→ Instructions to follow
Nothing should be left out: output all of the entries exactly.

→ Data provided
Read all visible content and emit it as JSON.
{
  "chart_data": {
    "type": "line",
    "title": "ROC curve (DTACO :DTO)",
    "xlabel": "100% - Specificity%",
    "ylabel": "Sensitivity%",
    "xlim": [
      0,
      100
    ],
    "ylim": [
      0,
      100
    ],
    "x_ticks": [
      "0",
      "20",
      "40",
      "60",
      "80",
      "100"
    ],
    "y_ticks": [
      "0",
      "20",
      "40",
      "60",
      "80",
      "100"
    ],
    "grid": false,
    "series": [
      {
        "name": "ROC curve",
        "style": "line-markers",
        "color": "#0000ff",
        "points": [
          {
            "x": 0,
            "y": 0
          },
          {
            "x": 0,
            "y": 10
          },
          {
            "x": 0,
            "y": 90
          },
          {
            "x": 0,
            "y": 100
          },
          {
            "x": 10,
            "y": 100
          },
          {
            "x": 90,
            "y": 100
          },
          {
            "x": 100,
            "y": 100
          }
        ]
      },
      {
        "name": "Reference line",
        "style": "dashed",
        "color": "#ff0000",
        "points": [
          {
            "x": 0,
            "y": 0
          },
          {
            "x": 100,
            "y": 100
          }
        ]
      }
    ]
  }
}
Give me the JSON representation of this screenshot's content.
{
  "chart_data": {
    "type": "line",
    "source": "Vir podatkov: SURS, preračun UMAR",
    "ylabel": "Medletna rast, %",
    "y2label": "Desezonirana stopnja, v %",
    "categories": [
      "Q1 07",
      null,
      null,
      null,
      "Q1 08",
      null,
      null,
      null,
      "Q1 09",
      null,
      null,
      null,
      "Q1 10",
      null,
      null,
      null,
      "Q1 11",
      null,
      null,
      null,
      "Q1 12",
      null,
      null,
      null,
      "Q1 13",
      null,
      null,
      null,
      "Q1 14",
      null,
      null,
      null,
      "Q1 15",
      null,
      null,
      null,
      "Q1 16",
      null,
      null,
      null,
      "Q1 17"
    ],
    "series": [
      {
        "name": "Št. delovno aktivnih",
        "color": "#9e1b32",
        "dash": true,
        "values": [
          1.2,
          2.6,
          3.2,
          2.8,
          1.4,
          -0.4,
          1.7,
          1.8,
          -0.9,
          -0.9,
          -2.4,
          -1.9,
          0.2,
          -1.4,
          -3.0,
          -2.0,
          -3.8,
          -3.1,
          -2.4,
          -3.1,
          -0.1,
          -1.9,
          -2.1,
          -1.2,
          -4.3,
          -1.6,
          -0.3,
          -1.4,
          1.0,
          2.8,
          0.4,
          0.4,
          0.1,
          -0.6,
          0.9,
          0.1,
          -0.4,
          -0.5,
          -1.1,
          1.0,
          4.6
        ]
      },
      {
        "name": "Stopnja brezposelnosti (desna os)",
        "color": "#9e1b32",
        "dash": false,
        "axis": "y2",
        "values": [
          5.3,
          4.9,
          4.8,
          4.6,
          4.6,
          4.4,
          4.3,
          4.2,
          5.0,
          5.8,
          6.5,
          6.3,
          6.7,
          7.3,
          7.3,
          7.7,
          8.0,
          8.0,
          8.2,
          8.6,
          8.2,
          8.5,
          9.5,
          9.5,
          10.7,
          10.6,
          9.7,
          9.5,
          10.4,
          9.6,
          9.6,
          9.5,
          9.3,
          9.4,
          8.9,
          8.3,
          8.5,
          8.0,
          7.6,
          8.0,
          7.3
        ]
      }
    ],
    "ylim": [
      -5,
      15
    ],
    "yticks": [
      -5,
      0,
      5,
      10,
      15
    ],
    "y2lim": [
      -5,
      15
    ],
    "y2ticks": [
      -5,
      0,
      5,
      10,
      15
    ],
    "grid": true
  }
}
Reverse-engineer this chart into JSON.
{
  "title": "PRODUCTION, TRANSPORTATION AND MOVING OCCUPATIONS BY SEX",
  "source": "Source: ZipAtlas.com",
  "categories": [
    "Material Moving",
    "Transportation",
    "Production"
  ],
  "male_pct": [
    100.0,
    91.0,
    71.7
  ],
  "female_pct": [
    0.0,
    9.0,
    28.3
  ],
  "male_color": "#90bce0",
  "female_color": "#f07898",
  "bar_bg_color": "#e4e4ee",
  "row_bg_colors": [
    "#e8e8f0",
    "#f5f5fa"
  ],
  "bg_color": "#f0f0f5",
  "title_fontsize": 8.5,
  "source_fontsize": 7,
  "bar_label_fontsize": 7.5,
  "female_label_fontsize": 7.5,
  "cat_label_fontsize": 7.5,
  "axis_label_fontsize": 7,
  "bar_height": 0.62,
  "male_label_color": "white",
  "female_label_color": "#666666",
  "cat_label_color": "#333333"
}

→ Expected answer
Read all visible content and emit it as JSON.
{
  "chart_data": {
    "type": "line",
    "title": "ROC curve (DTACO :DTO)",
    "xlabel": "100% - Specificity%",
    "ylabel": "Sensitivity%",
    "xlim": [
      0,
      100
    ],
    "ylim": [
      0,
      100
    ],
    "x_ticks": [
      "0",
      "20",
      "40",
      "60",
      "80",
      "100"
    ],
    "y_ticks": [
      "0",
      "20",
      "40",
      "60",
      "80",
      "100"
    ],
    "grid": false,
    "series": [
      {
        "name": "ROC curve",
        "style": "line-markers",
        "color": "#0000ff",
        "points": [
          {
            "x": 0,
            "y": 0
          },
          {
            "x": 0,
            "y": 10
          },
          {
            "x": 0,
            "y": 90
          },
          {
            "x": 0,
            "y": 100
          },
          {
            "x": 10,
            "y": 100
          },
          {
            "x": 90,
            "y": 100
          },
          {
            "x": 100,
            "y": 100
          }
        ]
      },
      {
        "name": "Reference line",
        "style": "dashed",
        "color": "#ff0000",
        "points": [
          {
            "x": 0,
            "y": 0
          },
          {
            "x": 100,
            "y": 100
          }
        ]
      }
    ]
  }
}
Give me the JSON representation of this screenshot's content.
{
  "chart_data": {
    "type": "line",
    "source": "Vir podatkov: SURS, preračun UMAR",
    "ylabel": "Medletna rast, %",
    "y2label": "Desezonirana stopnja, v %",
    "categories": [
      "Q1 07",
      null,
      null,
      null,
      "Q1 08",
      null,
      null,
      null,
      "Q1 09",
      null,
      null,
      null,
      "Q1 10",
      null,
      null,
      null,
      "Q1 11",
      null,
      null,
      null,
      "Q1 12",
      null,
      null,
      null,
      "Q1 13",
      null,
      null,
      null,
      "Q1 14",
      null,
      null,
      null,
      "Q1 15",
      null,
      null,
      null,
      "Q1 16",
      null,
      null,
      null,
      "Q1 17"
    ],
    "series": [
      {
        "name": "Št. delovno aktivnih",
        "color": "#9e1b32",
        "dash": true,
        "values": [
          1.2,
          2.6,
          3.2,
          2.8,
          1.4,
          -0.4,
          1.7,
          1.8,
          -0.9,
          -0.9,
          -2.4,
          -1.9,
          0.2,
          -1.4,
          -3.0,
          -2.0,
          -3.8,
          -3.1,
          -2.4,
          -3.1,
          -0.1,
          -1.9,
          -2.1,
          -1.2,
          -4.3,
          -1.6,
          -0.3,
          -1.4,
          1.0,
          2.8,
          0.4,
          0.4,
          0.1,
          -0.6,
          0.9,
          0.1,
          -0.4,
          -0.5,
          -1.1,
          1.0,
          4.6
        ]
      },
      {
        "name": "Stopnja brezposelnosti (desna os)",
        "color": "#9e1b32",
        "dash": false,
        "axis": "y2",
        "values": [
          5.3,
          4.9,
          4.8,
          4.6,
          4.6,
          4.4,
          4.3,
          4.2,
          5.0,
          5.8,
          6.5,
          6.3,
          6.7,
          7.3,
          7.3,
          7.7,
          8.0,
          8.0,
          8.2,
          8.6,
          8.2,
          8.5,
          9.5,
          9.5,
          10.7,
          10.6,
          9.7,
          9.5,
          10.4,
          9.6,
          9.6,
          9.5,
          9.3,
          9.4,
          8.9,
          8.3,
          8.5,
          8.0,
          7.6,
          8.0,
          7.3
        ]
      }
    ],
    "ylim": [
      -5,
      15
    ],
    "yticks": [
      -5,
      0,
      5,
      10,
      15
    ],
    "y2lim": [
      -5,
      15
    ],
    "y2ticks": [
      -5,
      0,
      5,
      10,
      15
    ],
    "grid": true
  }
}
Reverse-engineer this chart into JSON.
{
  "title": "PRODUCTION, TRANSPORTATION AND MOVING OCCUPATIONS BY SEX",
  "source": "Source: ZipAtlas.com",
  "categories": [
    "Material Moving",
    "Transportation",
    "Production"
  ],
  "male_pct": [
    100.0,
    91.0,
    71.7
  ],
  "female_pct": [
    0.0,
    9.0,
    28.3
  ],
  "male_color": "#90bce0",
  "female_color": "#f07898",
  "bar_bg_color": "#e4e4ee",
  "row_bg_colors": [
    "#e8e8f0",
    "#f5f5fa"
  ],
  "bg_color": "#f0f0f5",
  "title_fontsize": 8.5,
  "source_fontsize": 7,
  "bar_label_fontsize": 7.5,
  "female_label_fontsize": 7.5,
  "cat_label_fontsize": 7.5,
  "axis_label_fontsize": 7,
  "bar_height": 0.62,
  "male_label_color": "white",
  "female_label_color": "#666666",
  "cat_label_color": "#333333"
}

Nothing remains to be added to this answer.